-- start of Dataset extract --

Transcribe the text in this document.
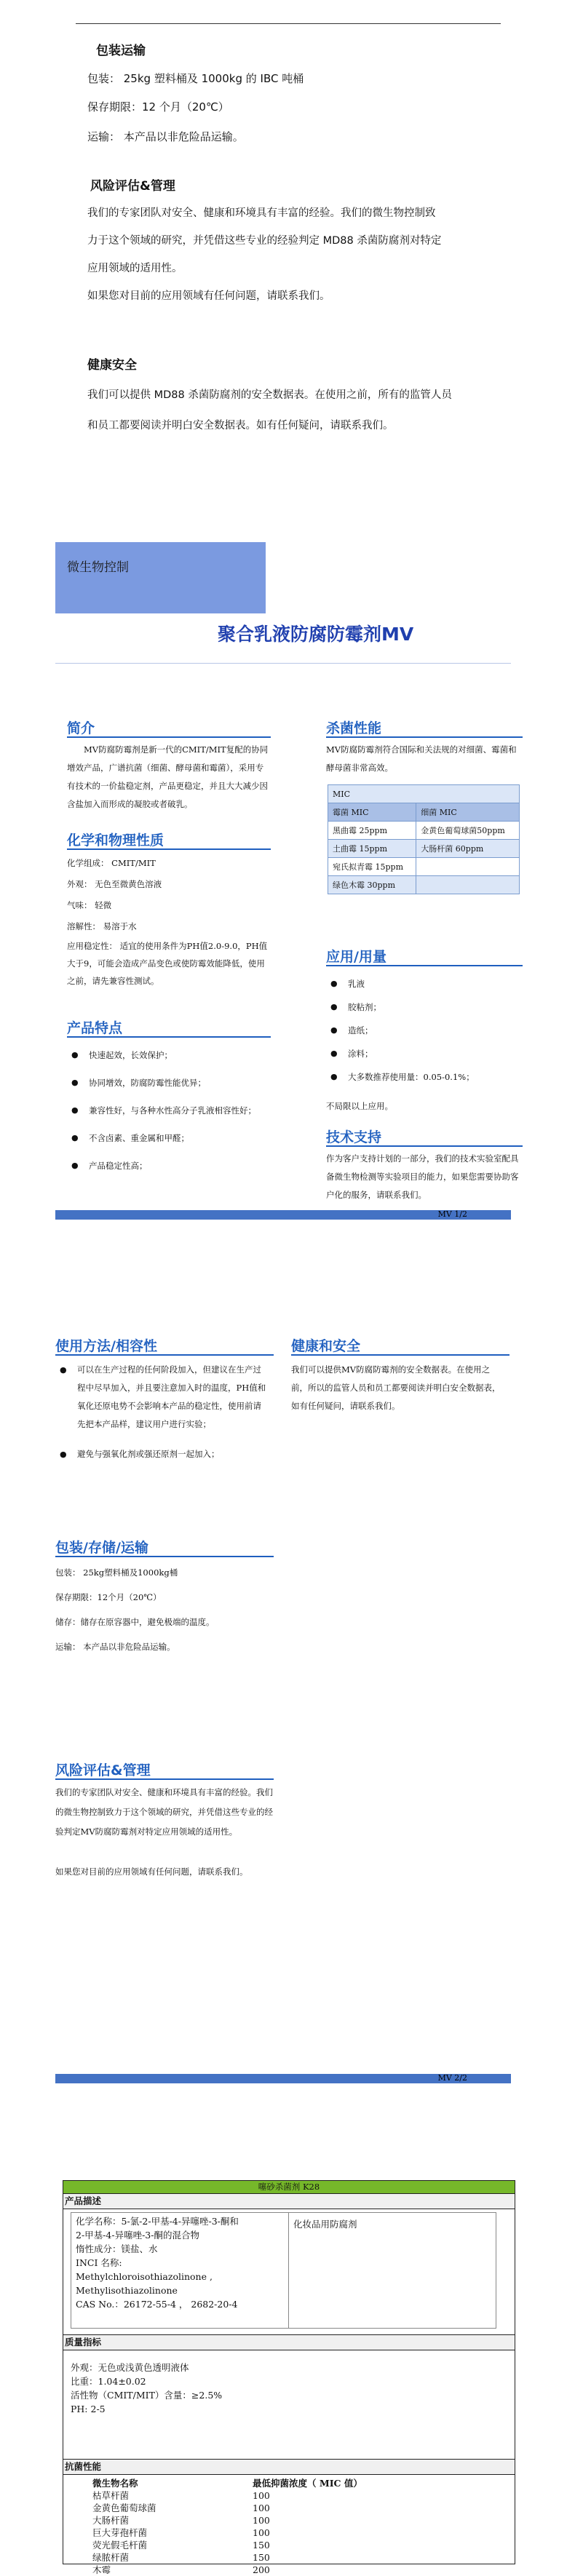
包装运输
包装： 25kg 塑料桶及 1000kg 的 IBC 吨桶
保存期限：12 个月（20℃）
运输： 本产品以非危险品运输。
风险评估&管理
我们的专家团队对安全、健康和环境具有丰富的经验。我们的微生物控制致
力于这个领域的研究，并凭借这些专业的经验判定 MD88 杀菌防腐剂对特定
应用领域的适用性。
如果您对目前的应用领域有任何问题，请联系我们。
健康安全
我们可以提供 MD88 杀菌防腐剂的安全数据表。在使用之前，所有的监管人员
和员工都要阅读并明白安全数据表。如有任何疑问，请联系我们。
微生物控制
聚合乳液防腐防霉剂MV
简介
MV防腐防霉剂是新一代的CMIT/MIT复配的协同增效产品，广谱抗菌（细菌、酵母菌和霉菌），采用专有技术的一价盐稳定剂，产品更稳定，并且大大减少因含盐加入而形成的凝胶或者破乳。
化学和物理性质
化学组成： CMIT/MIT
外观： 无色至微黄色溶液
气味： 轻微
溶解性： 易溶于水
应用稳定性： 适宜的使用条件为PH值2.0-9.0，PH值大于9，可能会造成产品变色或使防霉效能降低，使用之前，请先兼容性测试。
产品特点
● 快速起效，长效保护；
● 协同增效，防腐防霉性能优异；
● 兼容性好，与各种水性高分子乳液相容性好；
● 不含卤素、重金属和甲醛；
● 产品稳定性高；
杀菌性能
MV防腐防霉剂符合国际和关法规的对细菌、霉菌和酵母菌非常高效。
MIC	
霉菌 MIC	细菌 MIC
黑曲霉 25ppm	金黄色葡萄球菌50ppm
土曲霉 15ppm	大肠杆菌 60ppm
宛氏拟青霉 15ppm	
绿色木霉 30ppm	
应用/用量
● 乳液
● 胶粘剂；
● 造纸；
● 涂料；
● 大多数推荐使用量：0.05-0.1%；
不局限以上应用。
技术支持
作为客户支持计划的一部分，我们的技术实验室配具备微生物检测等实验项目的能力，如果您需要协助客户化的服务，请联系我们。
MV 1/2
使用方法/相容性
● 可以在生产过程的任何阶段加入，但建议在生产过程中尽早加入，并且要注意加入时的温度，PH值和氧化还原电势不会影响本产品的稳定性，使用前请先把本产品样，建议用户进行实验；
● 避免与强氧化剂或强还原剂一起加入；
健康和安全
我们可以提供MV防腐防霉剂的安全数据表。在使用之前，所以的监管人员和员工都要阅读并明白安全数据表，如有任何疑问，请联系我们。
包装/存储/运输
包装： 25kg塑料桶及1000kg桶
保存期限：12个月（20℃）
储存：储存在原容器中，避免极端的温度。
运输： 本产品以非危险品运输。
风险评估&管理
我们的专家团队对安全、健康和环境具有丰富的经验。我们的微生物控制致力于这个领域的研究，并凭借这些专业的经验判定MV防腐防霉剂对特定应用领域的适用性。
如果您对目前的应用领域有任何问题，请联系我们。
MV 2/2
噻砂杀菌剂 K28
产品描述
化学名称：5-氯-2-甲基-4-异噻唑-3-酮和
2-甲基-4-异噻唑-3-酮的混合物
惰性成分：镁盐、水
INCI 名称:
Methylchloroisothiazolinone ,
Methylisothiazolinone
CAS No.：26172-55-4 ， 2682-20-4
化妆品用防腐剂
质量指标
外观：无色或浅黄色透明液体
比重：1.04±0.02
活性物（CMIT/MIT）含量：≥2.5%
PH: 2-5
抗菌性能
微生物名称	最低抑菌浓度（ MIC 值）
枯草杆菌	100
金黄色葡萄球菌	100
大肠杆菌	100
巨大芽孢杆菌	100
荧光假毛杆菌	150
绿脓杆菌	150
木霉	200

-- end of Dataset extract --

Required task.
Every line of the material is to be quoted exactly, with no pictures carried over.

Answer to this problem.
Transcribe the text in this document.
包装运输
包装： 25kg 塑料桶及 1000kg 的 IBC 吨桶
保存期限：12 个月（20℃）
运输： 本产品以非危险品运输。
风险评估&管理
我们的专家团队对安全、健康和环境具有丰富的经验。我们的微生物控制致
力于这个领域的研究，并凭借这些专业的经验判定 MD88 杀菌防腐剂对特定
应用领域的适用性。
如果您对目前的应用领域有任何问题，请联系我们。
健康安全
我们可以提供 MD88 杀菌防腐剂的安全数据表。在使用之前，所有的监管人员
和员工都要阅读并明白安全数据表。如有任何疑问，请联系我们。
微生物控制
聚合乳液防腐防霉剂MV
简介
MV防腐防霉剂是新一代的CMIT/MIT复配的协同增效产品，广谱抗菌（细菌、酵母菌和霉菌），采用专有技术的一价盐稳定剂，产品更稳定，并且大大减少因含盐加入而形成的凝胶或者破乳。
化学和物理性质
化学组成： CMIT/MIT
外观： 无色至微黄色溶液
气味： 轻微
溶解性： 易溶于水
应用稳定性： 适宜的使用条件为PH值2.0-9.0，PH值大于9，可能会造成产品变色或使防霉效能降低，使用之前，请先兼容性测试。
产品特点
● 快速起效，长效保护；
● 协同增效，防腐防霉性能优异；
● 兼容性好，与各种水性高分子乳液相容性好；
● 不含卤素、重金属和甲醛；
● 产品稳定性高；
杀菌性能
MV防腐防霉剂符合国际和关法规的对细菌、霉菌和酵母菌非常高效。
MIC	
霉菌 MIC	细菌 MIC
黑曲霉 25ppm	金黄色葡萄球菌50ppm
土曲霉 15ppm	大肠杆菌 60ppm
宛氏拟青霉 15ppm	
绿色木霉 30ppm	
应用/用量
● 乳液
● 胶粘剂；
● 造纸；
● 涂料；
● 大多数推荐使用量：0.05-0.1%；
不局限以上应用。
技术支持
作为客户支持计划的一部分，我们的技术实验室配具备微生物检测等实验项目的能力，如果您需要协助客户化的服务，请联系我们。
MV 1/2
使用方法/相容性
● 可以在生产过程的任何阶段加入，但建议在生产过程中尽早加入，并且要注意加入时的温度，PH值和氧化还原电势不会影响本产品的稳定性，使用前请先把本产品样，建议用户进行实验；
● 避免与强氧化剂或强还原剂一起加入；
健康和安全
我们可以提供MV防腐防霉剂的安全数据表。在使用之前，所以的监管人员和员工都要阅读并明白安全数据表，如有任何疑问，请联系我们。
包装/存储/运输
包装： 25kg塑料桶及1000kg桶
保存期限：12个月（20℃）
储存：储存在原容器中，避免极端的温度。
运输： 本产品以非危险品运输。
风险评估&管理
我们的专家团队对安全、健康和环境具有丰富的经验。我们的微生物控制致力于这个领域的研究，并凭借这些专业的经验判定MV防腐防霉剂对特定应用领域的适用性。
如果您对目前的应用领域有任何问题，请联系我们。
MV 2/2
噻砂杀菌剂 K28
产品描述
化学名称：5-氯-2-甲基-4-异噻唑-3-酮和
2-甲基-4-异噻唑-3-酮的混合物
惰性成分：镁盐、水
INCI 名称:
Methylchloroisothiazolinone ,
Methylisothiazolinone
CAS No.：26172-55-4 ， 2682-20-4
化妆品用防腐剂
质量指标
外观：无色或浅黄色透明液体
比重：1.04±0.02
活性物（CMIT/MIT）含量：≥2.5%
PH: 2-5
抗菌性能
微生物名称	最低抑菌浓度（ MIC 值）
枯草杆菌	100
金黄色葡萄球菌	100
大肠杆菌	100
巨大芽孢杆菌	100
荧光假毛杆菌	150
绿脓杆菌	150
木霉	200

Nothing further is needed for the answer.